■ **WORK TO COMPLETE**
Please copy out word for word everything from the start of the records down to the line containing "category-cell: JEFE DE TRÁFICO: [46, 437, 110, 447]", including that line.
___ ROWS
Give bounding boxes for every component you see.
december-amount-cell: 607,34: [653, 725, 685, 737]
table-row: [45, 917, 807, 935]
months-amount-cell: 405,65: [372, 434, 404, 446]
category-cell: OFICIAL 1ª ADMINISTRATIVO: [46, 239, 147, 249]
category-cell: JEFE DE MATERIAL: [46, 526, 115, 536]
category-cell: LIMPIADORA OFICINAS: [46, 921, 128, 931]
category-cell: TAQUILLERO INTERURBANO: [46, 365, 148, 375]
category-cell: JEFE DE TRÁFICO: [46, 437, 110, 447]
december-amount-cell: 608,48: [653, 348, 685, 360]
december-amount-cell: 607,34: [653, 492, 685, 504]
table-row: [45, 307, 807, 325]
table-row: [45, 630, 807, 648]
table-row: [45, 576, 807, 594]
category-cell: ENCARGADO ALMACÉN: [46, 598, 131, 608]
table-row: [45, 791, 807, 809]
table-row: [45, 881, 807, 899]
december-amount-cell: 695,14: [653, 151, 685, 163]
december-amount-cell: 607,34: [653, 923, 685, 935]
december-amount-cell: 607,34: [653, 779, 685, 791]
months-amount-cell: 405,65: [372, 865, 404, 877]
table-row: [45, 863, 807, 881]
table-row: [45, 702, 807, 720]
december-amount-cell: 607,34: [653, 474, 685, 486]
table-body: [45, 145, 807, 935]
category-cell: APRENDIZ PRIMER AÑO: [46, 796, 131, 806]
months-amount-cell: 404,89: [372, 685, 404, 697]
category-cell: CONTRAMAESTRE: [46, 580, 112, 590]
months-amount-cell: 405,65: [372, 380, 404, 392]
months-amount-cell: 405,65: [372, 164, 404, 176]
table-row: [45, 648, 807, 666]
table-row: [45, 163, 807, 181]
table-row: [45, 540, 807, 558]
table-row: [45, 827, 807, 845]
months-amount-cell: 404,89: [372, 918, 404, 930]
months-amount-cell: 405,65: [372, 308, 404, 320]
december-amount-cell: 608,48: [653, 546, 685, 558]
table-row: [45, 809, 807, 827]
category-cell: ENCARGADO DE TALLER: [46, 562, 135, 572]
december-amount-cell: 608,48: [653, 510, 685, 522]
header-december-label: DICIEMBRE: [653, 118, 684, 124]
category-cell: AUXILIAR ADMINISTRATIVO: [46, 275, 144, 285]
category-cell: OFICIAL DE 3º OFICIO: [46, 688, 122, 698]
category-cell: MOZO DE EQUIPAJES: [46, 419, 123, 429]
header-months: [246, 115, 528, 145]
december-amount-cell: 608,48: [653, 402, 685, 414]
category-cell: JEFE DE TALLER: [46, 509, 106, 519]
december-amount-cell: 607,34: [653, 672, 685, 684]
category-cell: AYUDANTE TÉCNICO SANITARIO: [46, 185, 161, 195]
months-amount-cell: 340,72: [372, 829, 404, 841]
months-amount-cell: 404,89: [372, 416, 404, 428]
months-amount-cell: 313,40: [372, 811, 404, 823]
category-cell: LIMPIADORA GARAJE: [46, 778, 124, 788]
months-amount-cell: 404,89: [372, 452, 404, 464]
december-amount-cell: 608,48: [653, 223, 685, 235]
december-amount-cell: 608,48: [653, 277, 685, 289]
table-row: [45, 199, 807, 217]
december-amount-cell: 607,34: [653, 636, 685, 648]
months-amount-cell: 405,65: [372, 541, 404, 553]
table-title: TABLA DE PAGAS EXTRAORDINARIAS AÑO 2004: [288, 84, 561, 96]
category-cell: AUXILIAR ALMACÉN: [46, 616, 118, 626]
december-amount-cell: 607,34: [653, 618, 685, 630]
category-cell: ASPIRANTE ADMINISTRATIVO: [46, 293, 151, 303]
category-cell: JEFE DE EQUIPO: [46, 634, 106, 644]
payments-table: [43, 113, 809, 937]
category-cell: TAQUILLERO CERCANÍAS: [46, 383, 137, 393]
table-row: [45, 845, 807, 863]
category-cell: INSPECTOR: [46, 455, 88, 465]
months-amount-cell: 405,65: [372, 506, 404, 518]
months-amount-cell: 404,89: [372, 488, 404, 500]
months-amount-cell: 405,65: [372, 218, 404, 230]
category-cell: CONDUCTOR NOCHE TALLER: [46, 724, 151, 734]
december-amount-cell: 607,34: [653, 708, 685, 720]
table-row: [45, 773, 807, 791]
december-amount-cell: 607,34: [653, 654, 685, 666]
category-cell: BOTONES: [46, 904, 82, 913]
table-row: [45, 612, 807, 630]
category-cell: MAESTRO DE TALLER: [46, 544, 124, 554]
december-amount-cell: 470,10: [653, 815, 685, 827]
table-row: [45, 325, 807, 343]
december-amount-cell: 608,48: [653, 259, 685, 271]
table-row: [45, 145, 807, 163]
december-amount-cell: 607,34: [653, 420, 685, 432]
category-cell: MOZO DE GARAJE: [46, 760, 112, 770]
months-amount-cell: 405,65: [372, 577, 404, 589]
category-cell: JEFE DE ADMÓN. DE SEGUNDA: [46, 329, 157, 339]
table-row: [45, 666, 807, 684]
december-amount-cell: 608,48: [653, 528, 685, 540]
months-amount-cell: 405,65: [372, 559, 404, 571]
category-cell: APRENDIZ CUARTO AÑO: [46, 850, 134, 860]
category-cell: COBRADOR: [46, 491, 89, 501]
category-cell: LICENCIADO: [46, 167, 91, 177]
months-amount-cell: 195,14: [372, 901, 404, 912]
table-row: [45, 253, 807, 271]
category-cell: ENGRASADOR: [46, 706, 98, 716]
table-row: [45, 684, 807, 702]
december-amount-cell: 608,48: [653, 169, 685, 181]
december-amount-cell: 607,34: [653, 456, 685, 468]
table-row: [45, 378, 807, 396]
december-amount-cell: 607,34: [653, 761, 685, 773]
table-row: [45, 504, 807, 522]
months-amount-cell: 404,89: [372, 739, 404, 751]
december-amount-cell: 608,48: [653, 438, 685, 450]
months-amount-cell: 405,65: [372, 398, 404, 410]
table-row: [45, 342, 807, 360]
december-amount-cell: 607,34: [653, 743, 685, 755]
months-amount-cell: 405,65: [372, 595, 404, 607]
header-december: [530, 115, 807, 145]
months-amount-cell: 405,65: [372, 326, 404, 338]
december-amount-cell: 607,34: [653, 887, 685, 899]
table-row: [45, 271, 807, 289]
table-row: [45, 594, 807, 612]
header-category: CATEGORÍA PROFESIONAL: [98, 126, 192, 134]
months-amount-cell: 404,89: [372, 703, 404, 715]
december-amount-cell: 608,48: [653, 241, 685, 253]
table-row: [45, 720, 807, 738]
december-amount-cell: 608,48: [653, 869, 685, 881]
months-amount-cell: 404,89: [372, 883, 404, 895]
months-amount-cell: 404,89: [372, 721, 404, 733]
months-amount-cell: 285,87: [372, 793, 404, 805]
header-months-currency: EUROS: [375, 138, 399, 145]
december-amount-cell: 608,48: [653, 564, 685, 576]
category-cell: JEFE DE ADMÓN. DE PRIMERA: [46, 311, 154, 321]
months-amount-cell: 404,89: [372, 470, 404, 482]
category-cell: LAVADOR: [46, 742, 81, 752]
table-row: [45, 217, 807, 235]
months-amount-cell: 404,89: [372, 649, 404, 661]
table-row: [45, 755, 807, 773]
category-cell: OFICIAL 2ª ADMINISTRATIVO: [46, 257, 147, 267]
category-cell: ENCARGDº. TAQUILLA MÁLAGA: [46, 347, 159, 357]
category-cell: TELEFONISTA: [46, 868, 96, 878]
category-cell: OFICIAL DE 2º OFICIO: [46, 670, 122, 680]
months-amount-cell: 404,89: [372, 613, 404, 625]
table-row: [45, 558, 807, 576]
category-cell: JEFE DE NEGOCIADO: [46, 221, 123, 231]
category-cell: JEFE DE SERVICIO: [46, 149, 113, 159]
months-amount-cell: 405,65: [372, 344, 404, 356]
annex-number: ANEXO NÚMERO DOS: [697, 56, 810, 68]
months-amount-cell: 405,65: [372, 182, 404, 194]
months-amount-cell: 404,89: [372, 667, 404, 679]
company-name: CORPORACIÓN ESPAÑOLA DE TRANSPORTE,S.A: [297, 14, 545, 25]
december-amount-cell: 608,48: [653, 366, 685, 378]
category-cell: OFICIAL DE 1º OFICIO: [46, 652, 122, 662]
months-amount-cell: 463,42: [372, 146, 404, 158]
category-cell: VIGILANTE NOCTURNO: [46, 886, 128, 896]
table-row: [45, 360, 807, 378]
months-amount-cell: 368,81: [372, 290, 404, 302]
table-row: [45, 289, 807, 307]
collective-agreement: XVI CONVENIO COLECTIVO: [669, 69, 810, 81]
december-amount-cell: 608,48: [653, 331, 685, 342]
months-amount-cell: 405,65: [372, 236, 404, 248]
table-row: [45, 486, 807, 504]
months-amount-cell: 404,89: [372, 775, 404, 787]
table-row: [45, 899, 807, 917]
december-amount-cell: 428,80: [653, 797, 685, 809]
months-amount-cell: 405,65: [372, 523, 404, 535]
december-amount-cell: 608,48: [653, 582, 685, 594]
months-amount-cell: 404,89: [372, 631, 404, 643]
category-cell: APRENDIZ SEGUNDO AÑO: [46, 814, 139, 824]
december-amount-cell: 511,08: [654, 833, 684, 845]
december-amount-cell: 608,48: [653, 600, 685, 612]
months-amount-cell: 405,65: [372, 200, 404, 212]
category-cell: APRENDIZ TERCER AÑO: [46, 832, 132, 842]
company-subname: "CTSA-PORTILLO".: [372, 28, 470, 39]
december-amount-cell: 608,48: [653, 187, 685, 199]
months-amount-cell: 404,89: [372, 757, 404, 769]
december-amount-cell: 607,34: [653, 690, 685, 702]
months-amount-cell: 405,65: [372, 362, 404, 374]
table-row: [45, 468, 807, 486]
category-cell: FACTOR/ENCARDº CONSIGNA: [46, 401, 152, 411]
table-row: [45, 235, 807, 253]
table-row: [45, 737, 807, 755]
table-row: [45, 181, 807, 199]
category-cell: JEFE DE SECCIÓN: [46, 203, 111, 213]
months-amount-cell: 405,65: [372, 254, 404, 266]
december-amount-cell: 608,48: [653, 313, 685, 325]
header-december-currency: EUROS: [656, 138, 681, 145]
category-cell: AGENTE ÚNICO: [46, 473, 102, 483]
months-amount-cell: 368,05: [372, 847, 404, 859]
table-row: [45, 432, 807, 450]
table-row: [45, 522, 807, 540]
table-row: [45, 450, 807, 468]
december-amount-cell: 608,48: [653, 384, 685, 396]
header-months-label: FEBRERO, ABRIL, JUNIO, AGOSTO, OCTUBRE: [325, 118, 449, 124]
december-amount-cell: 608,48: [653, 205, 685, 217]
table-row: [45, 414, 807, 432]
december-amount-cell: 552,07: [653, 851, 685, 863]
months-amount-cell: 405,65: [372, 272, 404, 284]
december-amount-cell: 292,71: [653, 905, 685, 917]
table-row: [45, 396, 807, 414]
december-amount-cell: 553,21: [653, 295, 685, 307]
______
■ **ANSWER**
Give bounding boxes for every component you see.
december-amount-cell: 607,34: [653, 725, 685, 737]
table-row: [45, 917, 807, 935]
months-amount-cell: 405,65: [372, 434, 404, 446]
category-cell: OFICIAL 1ª ADMINISTRATIVO: [46, 239, 147, 249]
category-cell: JEFE DE MATERIAL: [46, 526, 115, 536]
category-cell: LIMPIADORA OFICINAS: [46, 921, 128, 931]
category-cell: TAQUILLERO INTERURBANO: [46, 365, 148, 375]
category-cell: JEFE DE TRÁFICO: [46, 437, 110, 447]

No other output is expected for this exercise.